Could Marx in 1848 explain more economic phenomena than Smith and
Ricardo?  
 
One explanation of the "at least one significant phenomenon more"
approach is in the PON discussion of agency and is presented as a
response to the *indeterminacy of translation* -- "one chooses the
translation which is explanatorily most adequate . . . in the
context of what is already known about the organization of the
society in question (and societies in general)."  But here it is a
comparison of meanings at the margin within the framework of the
same language.  The shift from Newton's to Einstein's physics is
more like a complete change in language.  If in science one theory
explains 49% and another 51%, my guess is judgment as between the
two will be withheld.
 
I thought well if it doesn't work in science, maybe at least it
works in political affairs, Ruth's focus, where collectivities must
act, as individuals do, without always waiting for clear consensus. 
But I doubt this is the way political decisions are made, or that
a case could be made that this is how they should be made.

**Extracted information**

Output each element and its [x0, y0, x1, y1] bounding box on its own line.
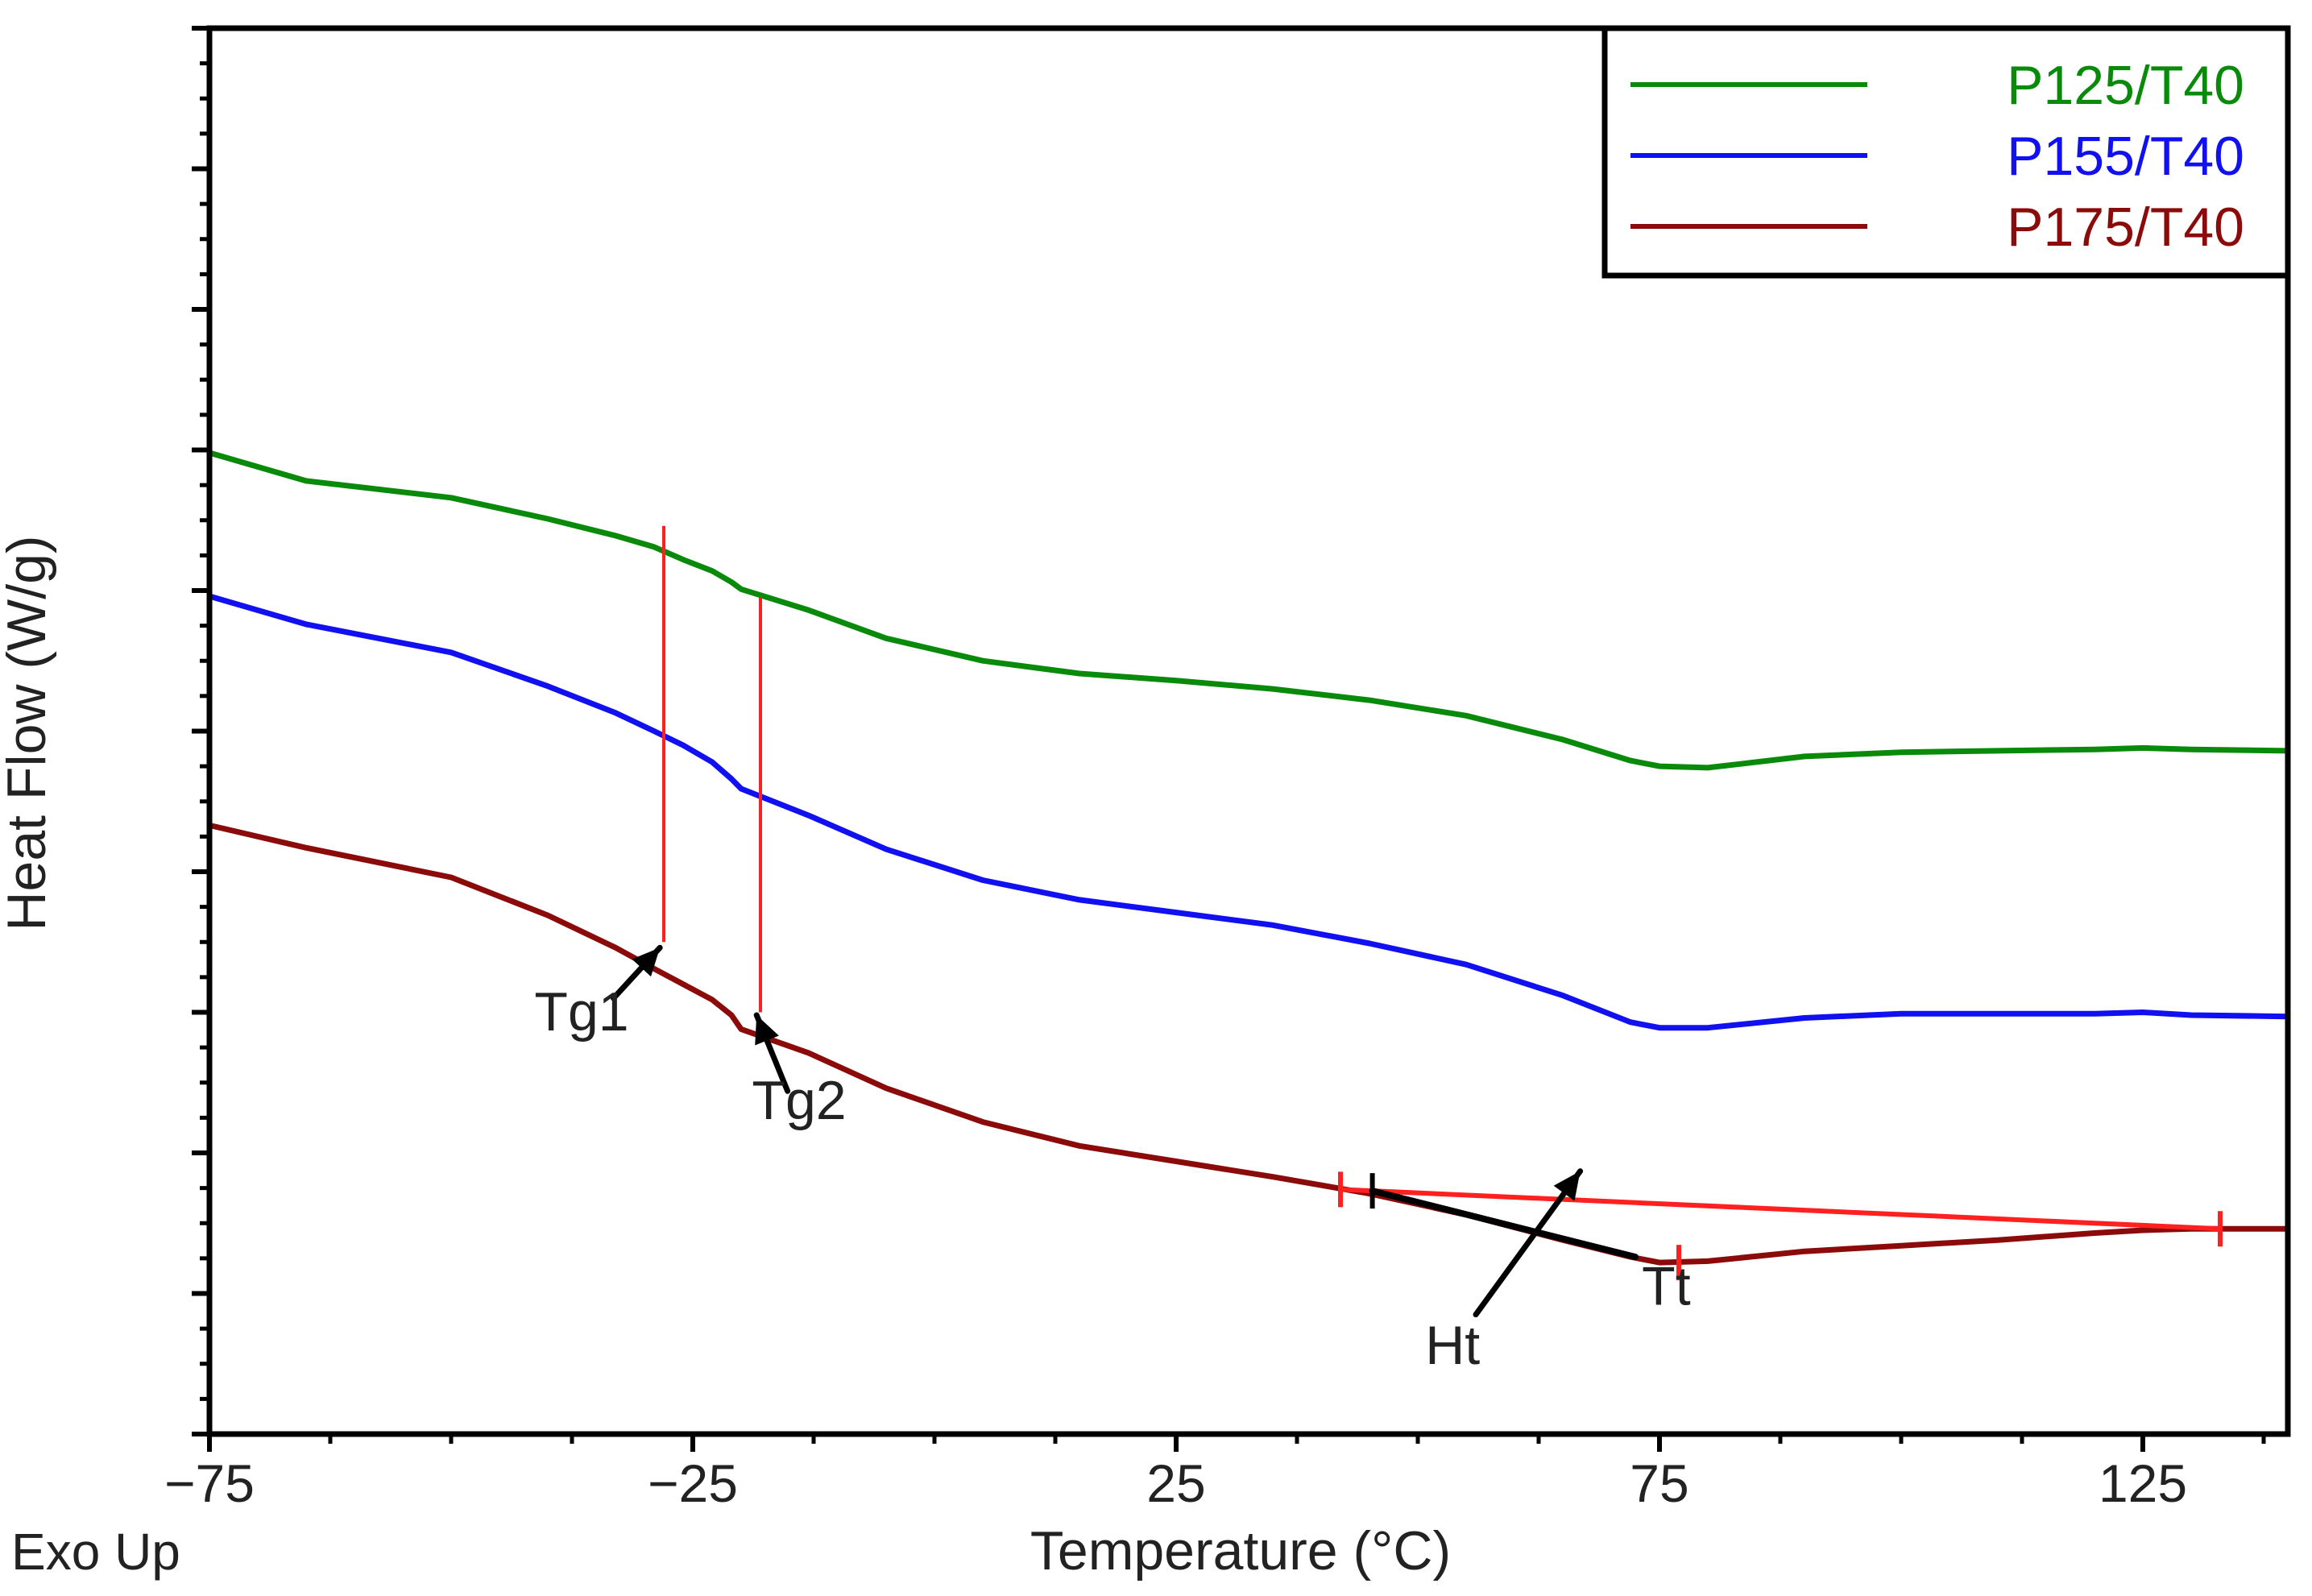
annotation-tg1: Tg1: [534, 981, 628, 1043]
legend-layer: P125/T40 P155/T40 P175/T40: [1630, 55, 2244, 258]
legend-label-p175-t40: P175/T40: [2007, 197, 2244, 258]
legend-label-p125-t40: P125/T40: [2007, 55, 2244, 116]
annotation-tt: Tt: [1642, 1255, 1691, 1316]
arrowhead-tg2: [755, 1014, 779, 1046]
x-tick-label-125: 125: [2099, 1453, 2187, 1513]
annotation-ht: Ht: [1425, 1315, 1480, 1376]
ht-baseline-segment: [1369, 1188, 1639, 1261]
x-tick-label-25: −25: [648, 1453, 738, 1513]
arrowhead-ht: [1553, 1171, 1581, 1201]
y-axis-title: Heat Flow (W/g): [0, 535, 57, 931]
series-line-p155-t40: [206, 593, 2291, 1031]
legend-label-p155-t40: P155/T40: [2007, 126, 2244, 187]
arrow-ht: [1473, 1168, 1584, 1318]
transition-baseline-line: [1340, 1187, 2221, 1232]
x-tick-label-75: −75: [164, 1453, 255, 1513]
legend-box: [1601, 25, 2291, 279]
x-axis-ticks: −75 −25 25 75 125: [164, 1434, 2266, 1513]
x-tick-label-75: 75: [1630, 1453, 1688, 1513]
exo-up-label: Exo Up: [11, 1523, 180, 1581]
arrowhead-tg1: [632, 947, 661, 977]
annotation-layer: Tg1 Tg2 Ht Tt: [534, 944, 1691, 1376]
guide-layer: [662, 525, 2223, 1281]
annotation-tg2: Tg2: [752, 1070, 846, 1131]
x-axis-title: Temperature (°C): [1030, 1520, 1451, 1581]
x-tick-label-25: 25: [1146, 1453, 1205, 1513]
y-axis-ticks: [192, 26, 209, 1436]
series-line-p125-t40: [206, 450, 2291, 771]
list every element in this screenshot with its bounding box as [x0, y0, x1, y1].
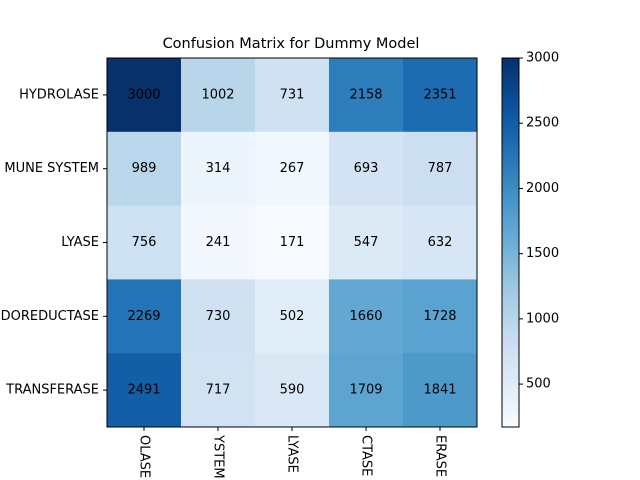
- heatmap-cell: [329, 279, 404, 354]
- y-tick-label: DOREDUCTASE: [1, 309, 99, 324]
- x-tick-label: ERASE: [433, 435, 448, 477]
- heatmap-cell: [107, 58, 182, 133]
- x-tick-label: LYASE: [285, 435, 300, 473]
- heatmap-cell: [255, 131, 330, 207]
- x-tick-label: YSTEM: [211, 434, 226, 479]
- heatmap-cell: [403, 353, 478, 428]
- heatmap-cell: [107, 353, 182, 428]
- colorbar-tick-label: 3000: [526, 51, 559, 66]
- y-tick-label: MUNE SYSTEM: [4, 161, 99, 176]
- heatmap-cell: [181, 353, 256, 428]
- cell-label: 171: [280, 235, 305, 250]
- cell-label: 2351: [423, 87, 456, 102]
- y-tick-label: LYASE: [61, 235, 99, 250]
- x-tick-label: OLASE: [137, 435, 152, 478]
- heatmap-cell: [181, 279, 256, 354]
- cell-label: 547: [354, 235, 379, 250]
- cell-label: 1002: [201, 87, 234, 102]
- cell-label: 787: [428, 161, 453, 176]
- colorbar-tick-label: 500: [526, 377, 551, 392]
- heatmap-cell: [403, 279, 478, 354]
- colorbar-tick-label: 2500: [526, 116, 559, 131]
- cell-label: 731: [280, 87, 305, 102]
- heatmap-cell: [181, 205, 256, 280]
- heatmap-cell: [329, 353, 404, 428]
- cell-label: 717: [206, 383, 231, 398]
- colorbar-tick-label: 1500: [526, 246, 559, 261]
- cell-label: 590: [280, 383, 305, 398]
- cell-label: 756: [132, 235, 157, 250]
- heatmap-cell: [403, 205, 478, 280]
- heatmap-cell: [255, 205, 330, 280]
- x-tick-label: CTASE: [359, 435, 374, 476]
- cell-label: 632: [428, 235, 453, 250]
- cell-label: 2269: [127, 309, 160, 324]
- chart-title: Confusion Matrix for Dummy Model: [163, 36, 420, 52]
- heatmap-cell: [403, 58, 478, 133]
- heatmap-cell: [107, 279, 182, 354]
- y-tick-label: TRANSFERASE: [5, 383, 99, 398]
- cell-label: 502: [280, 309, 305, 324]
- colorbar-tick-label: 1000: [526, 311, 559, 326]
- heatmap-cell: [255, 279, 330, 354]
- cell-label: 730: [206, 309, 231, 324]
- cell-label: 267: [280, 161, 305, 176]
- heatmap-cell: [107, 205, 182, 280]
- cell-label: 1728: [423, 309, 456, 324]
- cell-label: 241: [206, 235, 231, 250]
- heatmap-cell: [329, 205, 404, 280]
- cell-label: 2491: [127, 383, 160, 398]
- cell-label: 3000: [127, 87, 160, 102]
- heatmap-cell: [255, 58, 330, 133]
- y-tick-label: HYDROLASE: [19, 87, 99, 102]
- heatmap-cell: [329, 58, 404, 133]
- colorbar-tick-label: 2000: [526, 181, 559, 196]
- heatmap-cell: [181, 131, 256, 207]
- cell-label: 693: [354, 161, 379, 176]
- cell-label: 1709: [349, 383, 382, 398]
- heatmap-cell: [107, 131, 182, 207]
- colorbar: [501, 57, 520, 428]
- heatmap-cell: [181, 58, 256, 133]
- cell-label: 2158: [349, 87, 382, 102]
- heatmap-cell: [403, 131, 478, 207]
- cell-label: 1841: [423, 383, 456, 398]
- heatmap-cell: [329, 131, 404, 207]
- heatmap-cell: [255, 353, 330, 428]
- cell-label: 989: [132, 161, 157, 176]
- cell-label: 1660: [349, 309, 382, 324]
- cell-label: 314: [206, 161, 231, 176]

**Given instruction**
Name every person mentioned in the excerpt on Marx, Smith and Ricardo above, in the order each first appears.

**Solved problem**
Marx, Smith, Ricardo, Newton, Einstein, Ruth